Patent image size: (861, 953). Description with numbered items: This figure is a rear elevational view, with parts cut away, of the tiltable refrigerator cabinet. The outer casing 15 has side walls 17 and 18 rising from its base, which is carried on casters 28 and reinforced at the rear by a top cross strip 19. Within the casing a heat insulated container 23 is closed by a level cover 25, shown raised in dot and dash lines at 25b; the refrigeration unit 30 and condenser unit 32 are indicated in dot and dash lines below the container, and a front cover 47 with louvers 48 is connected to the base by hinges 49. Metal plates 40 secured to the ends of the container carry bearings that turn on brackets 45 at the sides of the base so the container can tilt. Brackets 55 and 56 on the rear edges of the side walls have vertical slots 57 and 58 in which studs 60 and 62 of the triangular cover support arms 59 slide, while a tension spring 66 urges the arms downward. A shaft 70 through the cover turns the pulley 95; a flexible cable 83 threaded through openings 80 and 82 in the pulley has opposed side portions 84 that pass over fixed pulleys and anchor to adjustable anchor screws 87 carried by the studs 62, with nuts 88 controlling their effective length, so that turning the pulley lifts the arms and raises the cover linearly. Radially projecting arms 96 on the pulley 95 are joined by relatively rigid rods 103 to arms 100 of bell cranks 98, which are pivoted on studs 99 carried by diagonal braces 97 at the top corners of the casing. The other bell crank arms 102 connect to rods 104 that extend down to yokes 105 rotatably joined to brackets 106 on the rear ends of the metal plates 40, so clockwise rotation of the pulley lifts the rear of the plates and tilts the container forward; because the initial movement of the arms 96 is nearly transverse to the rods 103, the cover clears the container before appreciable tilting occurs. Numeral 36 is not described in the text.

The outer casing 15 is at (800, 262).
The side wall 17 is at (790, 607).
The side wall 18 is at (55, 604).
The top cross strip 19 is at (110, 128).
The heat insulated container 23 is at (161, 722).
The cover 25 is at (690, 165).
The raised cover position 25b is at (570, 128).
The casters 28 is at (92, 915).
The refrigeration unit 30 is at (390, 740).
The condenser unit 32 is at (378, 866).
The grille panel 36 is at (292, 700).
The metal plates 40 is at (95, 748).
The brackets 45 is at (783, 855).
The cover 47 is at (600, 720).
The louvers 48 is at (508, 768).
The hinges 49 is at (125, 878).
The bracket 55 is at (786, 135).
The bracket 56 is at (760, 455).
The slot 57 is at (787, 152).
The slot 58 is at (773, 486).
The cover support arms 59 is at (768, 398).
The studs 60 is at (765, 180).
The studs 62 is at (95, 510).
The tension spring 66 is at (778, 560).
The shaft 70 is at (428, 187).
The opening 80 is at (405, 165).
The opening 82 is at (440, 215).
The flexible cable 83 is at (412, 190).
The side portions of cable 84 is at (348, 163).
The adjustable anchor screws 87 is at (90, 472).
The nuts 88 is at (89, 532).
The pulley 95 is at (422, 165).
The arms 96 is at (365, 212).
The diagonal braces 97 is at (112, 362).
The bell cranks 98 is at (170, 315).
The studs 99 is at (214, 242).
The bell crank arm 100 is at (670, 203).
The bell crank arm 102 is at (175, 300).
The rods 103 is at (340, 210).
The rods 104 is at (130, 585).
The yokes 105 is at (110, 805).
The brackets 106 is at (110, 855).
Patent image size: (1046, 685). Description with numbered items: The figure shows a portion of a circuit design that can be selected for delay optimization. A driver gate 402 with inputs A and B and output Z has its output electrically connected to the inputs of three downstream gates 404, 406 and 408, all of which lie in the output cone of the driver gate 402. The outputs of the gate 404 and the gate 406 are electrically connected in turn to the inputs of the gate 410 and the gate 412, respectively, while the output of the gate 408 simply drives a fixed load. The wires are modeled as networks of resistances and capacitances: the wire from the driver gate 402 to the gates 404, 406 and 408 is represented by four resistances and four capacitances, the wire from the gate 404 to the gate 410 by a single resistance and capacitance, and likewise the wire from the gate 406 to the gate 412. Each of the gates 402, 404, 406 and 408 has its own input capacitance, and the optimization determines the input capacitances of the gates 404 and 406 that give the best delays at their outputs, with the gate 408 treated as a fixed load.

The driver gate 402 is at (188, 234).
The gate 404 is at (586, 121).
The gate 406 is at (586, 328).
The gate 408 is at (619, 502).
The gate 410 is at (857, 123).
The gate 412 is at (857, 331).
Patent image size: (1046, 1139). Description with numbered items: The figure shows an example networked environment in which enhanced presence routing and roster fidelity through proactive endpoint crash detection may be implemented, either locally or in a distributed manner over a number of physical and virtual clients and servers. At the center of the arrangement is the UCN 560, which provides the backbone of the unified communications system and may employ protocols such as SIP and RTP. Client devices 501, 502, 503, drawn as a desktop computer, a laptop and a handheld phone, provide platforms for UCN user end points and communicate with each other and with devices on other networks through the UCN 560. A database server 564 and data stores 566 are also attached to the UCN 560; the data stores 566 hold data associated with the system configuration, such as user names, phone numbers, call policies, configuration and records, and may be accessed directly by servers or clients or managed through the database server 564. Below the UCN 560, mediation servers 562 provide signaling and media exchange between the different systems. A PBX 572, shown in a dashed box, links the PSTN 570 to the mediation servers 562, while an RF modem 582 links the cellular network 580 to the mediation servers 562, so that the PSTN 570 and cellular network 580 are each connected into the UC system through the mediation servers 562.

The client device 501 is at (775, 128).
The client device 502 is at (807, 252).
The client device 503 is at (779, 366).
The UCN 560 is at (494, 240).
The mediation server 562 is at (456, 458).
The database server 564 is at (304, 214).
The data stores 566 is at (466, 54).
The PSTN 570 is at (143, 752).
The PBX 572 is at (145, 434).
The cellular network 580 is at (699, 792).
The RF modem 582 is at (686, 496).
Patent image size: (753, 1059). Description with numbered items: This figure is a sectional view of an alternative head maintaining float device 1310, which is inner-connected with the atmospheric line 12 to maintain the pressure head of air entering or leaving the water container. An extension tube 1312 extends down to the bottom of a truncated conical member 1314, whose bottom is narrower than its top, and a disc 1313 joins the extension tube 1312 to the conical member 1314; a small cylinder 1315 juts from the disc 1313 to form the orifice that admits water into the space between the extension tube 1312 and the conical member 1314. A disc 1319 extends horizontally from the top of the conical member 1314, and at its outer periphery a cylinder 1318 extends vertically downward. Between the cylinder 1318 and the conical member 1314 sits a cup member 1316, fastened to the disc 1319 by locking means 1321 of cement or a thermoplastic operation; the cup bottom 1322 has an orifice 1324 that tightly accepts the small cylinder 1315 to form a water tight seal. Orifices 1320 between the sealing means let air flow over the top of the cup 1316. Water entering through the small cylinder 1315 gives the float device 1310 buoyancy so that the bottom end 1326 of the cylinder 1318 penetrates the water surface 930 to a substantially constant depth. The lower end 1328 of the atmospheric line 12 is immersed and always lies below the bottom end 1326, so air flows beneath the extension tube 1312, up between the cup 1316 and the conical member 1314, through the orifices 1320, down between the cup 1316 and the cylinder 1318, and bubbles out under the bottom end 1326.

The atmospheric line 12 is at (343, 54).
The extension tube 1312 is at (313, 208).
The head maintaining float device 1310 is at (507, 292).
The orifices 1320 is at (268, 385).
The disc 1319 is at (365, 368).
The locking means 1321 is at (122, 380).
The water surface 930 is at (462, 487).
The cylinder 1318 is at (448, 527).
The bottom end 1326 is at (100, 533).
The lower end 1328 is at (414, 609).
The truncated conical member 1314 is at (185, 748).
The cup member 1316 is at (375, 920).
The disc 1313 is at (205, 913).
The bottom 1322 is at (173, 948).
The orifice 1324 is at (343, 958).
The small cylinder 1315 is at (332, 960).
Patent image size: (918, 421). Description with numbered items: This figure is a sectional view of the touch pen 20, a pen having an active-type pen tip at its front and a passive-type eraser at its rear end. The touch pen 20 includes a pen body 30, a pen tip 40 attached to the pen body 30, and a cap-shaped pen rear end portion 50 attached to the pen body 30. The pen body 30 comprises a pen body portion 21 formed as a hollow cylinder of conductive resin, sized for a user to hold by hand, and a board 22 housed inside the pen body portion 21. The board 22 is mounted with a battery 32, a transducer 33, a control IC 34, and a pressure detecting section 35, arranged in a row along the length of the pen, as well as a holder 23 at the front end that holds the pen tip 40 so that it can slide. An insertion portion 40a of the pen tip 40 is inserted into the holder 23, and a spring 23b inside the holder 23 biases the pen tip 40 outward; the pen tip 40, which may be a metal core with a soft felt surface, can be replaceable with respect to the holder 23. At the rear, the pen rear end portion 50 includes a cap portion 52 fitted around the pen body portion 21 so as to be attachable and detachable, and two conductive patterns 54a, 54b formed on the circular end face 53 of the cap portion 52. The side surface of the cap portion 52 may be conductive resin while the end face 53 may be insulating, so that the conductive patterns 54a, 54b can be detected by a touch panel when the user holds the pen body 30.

Ihre Aufgabe: Bitte schreiben Sie aus den obigen Daten den Abschnitt unverändert ab, der mit der Zeile beginnt, die „Patent image size: (1046, 1139).“ enthält, und mit der Zeile endet, die „The RF modem 582 is at (686, 496).“ enthält. Beide Zeilen gehören dazu.

Ihre Antwort:
Patent image size: (1046, 1139). Description with numbered items: The figure shows an example networked environment in which enhanced presence routing and roster fidelity through proactive endpoint crash detection may be implemented, either locally or in a distributed manner over a number of physical and virtual clients and servers. At the center of the arrangement is the UCN 560, which provides the backbone of the unified communications system and may employ protocols such as SIP and RTP. Client devices 501, 502, 503, drawn as a desktop computer, a laptop and a handheld phone, provide platforms for UCN user end points and communicate with each other and with devices on other networks through the UCN 560. A database server 564 and data stores 566 are also attached to the UCN 560; the data stores 566 hold data associated with the system configuration, such as user names, phone numbers, call policies, configuration and records, and may be accessed directly by servers or clients or managed through the database server 564. Below the UCN 560, mediation servers 562 provide signaling and media exchange between the different systems. A PBX 572, shown in a dashed box, links the PSTN 570 to the mediation servers 562, while an RF modem 582 links the cellular network 580 to the mediation servers 562, so that the PSTN 570 and cellular network 580 are each connected into the UC system through the mediation servers 562.

The client device 501 is at (775, 128).
The client device 502 is at (807, 252).
The client device 503 is at (779, 366).
The UCN 560 is at (494, 240).
The mediation server 562 is at (456, 458).
The database server 564 is at (304, 214).
The data stores 566 is at (466, 54).
The PSTN 570 is at (143, 752).
The PBX 572 is at (145, 434).
The cellular network 580 is at (699, 792).
The RF modem 582 is at (686, 496).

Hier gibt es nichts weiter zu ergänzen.